**Entries shown:**
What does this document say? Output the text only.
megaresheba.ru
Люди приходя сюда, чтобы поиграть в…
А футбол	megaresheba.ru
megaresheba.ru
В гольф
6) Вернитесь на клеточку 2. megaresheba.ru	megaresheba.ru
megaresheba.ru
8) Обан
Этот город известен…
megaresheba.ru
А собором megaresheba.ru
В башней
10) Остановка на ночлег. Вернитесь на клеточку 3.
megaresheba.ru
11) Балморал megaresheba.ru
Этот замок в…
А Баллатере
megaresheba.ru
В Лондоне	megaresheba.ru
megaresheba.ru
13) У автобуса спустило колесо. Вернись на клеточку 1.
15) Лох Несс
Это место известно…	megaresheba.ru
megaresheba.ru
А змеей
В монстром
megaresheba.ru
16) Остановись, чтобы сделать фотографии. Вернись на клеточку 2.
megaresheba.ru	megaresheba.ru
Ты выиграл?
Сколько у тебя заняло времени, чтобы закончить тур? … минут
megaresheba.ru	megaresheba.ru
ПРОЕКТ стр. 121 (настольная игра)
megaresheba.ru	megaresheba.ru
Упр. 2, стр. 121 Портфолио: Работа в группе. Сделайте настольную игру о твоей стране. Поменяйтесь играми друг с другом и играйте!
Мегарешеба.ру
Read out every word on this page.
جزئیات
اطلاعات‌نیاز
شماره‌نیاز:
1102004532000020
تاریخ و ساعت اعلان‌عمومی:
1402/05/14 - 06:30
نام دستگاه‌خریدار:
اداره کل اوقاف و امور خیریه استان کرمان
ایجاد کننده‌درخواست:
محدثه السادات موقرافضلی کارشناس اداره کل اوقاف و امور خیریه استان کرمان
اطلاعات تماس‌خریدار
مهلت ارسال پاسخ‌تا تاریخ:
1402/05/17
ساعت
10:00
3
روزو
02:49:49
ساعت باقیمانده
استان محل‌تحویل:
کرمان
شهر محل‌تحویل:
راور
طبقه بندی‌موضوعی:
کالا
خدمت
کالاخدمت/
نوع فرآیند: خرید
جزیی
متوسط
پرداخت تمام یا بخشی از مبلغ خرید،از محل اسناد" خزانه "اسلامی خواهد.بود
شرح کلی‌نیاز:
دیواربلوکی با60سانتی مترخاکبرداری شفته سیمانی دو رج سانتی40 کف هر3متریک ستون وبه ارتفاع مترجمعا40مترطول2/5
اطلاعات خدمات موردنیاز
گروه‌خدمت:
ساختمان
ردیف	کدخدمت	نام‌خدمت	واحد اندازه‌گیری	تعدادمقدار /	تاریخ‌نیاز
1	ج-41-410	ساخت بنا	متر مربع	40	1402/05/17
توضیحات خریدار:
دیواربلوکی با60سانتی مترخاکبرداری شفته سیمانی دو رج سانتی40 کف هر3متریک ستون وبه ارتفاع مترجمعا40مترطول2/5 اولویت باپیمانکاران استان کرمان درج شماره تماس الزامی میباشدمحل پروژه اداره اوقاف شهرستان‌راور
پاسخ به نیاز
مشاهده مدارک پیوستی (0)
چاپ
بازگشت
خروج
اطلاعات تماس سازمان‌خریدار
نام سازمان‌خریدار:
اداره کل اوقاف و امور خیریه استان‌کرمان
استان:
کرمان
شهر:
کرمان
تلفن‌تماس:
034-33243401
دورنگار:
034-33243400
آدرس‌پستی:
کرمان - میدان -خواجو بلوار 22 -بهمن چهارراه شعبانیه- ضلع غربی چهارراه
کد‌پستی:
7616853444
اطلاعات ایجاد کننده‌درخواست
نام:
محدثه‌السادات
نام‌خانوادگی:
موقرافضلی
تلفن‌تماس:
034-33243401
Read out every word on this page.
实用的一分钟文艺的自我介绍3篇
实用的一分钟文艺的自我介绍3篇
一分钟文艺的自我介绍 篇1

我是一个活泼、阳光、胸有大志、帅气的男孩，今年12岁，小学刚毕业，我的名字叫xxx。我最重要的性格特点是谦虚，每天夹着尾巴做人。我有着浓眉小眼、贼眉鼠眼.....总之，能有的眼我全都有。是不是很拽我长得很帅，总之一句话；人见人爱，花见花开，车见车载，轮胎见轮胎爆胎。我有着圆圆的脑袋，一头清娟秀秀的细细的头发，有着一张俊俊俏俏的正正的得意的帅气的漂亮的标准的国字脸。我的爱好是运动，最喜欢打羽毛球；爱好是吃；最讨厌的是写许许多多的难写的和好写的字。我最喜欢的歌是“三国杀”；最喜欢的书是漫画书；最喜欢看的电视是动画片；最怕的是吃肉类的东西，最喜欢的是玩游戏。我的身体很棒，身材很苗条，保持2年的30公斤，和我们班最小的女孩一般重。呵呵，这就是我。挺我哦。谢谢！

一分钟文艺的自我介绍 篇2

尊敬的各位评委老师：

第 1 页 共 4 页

**Task instructions:**
Gather all lines of the records that include the word "تماس".

**Problem solution:**
اطلاعات تماس‌خریدار
دیواربلوکی با60سانتی مترخاکبرداری شفته سیمانی دو رج سانتی40 کف هر3متریک ستون وبه ارتفاع مترجمعا40مترطول2/5 اولویت باپیمانکاران استان کرمان درج شماره تماس الزامی میباشدمحل پروژه اداره اوقاف شهرستان‌راور
اطلاعات تماس سازمان‌خریدار
تلفن‌تماس:
تلفن‌تماس:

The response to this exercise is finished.